Excerpted passage
BEGIN

However, tospoviruses can also be introduced into your operation on infected propagation materials—we’ve observed INSV outbreaks occurring where no thrips are present because of this fact. In such cases, the symptoms may not show up until the plants are ready to be sold.

How to detect them?

Because different viruses cause similar symptoms, you may want to get plants tested. The contact information for your local plant clinic or professional diagnostic lab(s) should be available from your local cooperative extension office. Make sure you follow sampling and shipping instructions before sending plant material for testing.

Pictured: Plant viruses can be tested with a test kit available through commercial distributers. The strip contains a conjugated monoclonal antibody that detects specific proteins and that bind to the test lines on the strip.

As an alternative, you can purchase test kits for these diseases that give results in just a few minutes, much like a pregnancy test kit. The procedure for using these tests requires you to grind up a small section of symptomatic plant tissue in a small plastic bag and place an immunological “dipstick” (both provided in the kit) inside the bag. The antibodies on the dipstick detect different tospoviruses and a range of other common plant diseases. If you have thrips or suspect you have symptomatic plants, it may be worth testing your crop.

Steps to manage tospoviruses

Now that we have covered the plant, disease and insect triangle, we’ll outline
a few elements growers can follow to avoid tospovirus.

1. Start clean. Since infected plants cannot be treated, avoidance is an important strategy. Inspect propagation materials for thrips. Use certified virus-free stock.

2. Exclude thrips. Install and maintain insect screens around production areas. Thrips require a very fine mesh (1/150 in.). Also remove weeds inside and outside the greenhouse, since they harbor thrips that may carry the virus. Properly timed pre-emergent herbicide can provide several months of effective control.

3. Monitor. Inspect susceptible plants for thrips and virus symptoms. Place yellow or blue sticky cards among susceptible crops and inspect them for thrips. Fava beans (e.g., Little Toto) and petunias (e.g., Calypso, Super Blue Magic and Summer Madness) readily showed small brown spots where thrips have fed and are good sentinel plants for production areas. Flowering plants, such as chrysanthemums, are more attractive to thrips than those under vegetative growth.

END

Information
BEGIN

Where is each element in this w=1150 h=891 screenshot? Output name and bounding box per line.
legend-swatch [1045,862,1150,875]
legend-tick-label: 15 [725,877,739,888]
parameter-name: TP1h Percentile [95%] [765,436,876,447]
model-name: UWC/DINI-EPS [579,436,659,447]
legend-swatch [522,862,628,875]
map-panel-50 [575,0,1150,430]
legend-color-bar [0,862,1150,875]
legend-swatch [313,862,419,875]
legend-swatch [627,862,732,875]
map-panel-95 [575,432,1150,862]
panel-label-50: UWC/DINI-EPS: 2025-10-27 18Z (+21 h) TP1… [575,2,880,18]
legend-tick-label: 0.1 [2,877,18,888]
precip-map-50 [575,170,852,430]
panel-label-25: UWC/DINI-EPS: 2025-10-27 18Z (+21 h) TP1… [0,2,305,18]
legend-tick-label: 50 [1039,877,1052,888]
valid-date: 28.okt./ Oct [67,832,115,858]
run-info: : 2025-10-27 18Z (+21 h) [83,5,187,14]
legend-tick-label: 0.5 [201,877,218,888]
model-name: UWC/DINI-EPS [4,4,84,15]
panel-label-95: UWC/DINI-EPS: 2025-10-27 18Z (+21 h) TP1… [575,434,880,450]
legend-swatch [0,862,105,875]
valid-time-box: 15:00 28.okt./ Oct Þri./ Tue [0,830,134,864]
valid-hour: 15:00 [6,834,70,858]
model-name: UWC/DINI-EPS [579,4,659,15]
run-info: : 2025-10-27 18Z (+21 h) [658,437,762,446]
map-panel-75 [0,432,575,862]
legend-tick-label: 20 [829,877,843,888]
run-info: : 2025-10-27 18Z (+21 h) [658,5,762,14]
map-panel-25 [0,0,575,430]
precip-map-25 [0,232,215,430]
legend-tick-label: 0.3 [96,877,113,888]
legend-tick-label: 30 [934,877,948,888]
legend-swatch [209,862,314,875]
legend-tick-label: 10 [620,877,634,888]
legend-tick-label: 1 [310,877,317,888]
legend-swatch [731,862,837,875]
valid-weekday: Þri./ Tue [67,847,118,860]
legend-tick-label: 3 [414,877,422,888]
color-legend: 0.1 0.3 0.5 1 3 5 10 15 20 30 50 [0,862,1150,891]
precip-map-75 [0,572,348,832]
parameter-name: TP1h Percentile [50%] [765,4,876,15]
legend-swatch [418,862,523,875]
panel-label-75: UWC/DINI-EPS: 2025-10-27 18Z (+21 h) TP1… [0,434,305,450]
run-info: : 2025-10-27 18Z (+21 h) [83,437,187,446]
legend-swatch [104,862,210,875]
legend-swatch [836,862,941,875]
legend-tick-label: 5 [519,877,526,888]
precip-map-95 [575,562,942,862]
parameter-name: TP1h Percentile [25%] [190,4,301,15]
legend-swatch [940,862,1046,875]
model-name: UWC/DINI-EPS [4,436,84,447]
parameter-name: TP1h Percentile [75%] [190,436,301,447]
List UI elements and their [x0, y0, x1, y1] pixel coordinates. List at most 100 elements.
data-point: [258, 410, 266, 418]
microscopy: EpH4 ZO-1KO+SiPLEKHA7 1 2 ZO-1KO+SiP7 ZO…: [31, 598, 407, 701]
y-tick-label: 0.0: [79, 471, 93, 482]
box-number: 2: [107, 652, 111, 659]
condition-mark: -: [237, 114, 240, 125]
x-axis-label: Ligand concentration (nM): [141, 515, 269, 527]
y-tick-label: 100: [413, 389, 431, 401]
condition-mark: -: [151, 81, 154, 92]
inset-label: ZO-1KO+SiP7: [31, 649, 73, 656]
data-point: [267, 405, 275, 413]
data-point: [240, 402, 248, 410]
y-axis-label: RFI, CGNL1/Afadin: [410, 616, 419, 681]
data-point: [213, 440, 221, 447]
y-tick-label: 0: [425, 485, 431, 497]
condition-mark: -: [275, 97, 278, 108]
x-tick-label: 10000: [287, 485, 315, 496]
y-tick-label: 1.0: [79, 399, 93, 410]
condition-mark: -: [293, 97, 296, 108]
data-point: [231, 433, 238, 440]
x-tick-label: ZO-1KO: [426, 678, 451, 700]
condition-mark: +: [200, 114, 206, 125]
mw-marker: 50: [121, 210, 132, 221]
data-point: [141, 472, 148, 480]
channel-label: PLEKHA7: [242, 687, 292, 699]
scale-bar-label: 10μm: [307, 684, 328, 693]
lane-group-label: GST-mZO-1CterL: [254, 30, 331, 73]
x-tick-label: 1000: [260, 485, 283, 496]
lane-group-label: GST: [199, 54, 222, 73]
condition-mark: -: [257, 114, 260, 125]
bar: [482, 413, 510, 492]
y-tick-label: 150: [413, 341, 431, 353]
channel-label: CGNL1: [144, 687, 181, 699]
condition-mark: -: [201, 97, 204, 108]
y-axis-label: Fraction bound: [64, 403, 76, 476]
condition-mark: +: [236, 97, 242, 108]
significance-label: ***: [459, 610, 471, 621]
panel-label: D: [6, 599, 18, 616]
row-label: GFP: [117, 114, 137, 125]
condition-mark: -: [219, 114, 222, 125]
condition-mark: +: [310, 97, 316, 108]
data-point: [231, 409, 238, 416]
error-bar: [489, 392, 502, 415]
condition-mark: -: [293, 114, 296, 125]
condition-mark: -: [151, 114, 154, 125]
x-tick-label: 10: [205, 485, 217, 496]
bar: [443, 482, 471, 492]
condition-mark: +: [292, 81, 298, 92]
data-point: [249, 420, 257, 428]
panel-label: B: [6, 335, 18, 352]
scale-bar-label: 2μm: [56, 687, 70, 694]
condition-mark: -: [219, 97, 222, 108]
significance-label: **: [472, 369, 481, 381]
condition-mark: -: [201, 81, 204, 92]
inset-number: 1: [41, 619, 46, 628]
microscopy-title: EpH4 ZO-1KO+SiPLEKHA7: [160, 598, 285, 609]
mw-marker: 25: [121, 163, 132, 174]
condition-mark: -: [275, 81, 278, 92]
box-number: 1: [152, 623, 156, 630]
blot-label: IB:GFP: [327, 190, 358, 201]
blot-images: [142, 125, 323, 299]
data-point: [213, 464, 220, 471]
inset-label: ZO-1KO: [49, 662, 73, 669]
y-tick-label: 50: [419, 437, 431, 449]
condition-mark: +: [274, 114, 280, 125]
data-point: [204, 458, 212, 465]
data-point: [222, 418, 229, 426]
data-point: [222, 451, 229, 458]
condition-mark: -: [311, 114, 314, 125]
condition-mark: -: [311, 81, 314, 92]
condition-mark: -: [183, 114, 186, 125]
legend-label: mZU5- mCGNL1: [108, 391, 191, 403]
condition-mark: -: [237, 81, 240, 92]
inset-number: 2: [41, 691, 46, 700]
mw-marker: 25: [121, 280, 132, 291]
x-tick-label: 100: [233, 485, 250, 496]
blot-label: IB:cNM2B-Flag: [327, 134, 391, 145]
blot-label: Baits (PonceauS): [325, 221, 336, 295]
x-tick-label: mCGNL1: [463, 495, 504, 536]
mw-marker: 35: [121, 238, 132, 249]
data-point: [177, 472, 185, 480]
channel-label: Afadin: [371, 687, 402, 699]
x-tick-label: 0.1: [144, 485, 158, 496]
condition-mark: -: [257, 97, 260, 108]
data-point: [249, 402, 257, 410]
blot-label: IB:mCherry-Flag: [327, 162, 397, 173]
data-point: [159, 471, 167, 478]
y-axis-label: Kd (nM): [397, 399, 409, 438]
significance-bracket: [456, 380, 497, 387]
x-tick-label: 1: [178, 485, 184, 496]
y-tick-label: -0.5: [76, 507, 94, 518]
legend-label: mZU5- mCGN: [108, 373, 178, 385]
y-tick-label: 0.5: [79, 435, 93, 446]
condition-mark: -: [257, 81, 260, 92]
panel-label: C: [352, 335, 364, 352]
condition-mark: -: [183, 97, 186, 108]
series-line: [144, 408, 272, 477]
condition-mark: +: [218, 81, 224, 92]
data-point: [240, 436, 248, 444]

END

Problems to work on
[1] List the management steps the tospovirus passage numbers, giving each by its short heading.
[2] According to the tospovirus passage, what mesh size do insect screens need in order to keep out thrips?
[3] Continue the tospovirus passage from its last sentence.

Responses in order
[1]
1. Start clean
2. Exclude thrips
3. Monitor

[2] A very fine mesh of 1/150 in.

[3]
4. Remove. Tospovirus-infected plants must be quickly rogued from the production area to reduce infection to susceptible plants. Remove older stock and pet plants from production areas. Collect, bag and discard unneeded buds and flowers that may contain thrips. When possible, allow a fallow time in the greenhouse to naturally eliminate pests. Keep the greenhouse free of weeds inside and around the perimeter.

5. Sanitize. Although plant viruses cannot generally survive outside of the plant (or insects that are carrying them), it’s probably a good idea to sanitize work areas with Virkon or other virucide, which will also help prevent the spread of other bacterial and fungal diseases.

Sometimes chemical treatments are necessary when an infestation of thrips is starting to spread. The following materials are registered for thrips management in ornamental plants: Conserve (spinosad), Avid (abamectin), Aria (flonicamid), Pylon (chlorfenapyr), Overture (pyridayl) and BotaniGard (Beauveria bassiana).

There is some evidence that INSV is on the rise. According to one large testing laboratory we spoke with, INSV is among the most frequently detected pathogen in samples submitted since 2010, with a detection rate rising from 0.2% to 1.6% of tested samples. Luckily, there are steps proactive growers can take to avoid or respond to these problems to stay on top of this pest problem. GT

Steven Arthurs (Assistant Research Scientist) and Kevin M. Heinz (Professor) work in the Department of Entomology at Texas A&M University in College Station, Texas. Dr. Arthurs is supported by a Texas A&M AgriLife Research Insect Vector Diseases Program and Dr. Heinz is regularly funded by the American Floral Endowment.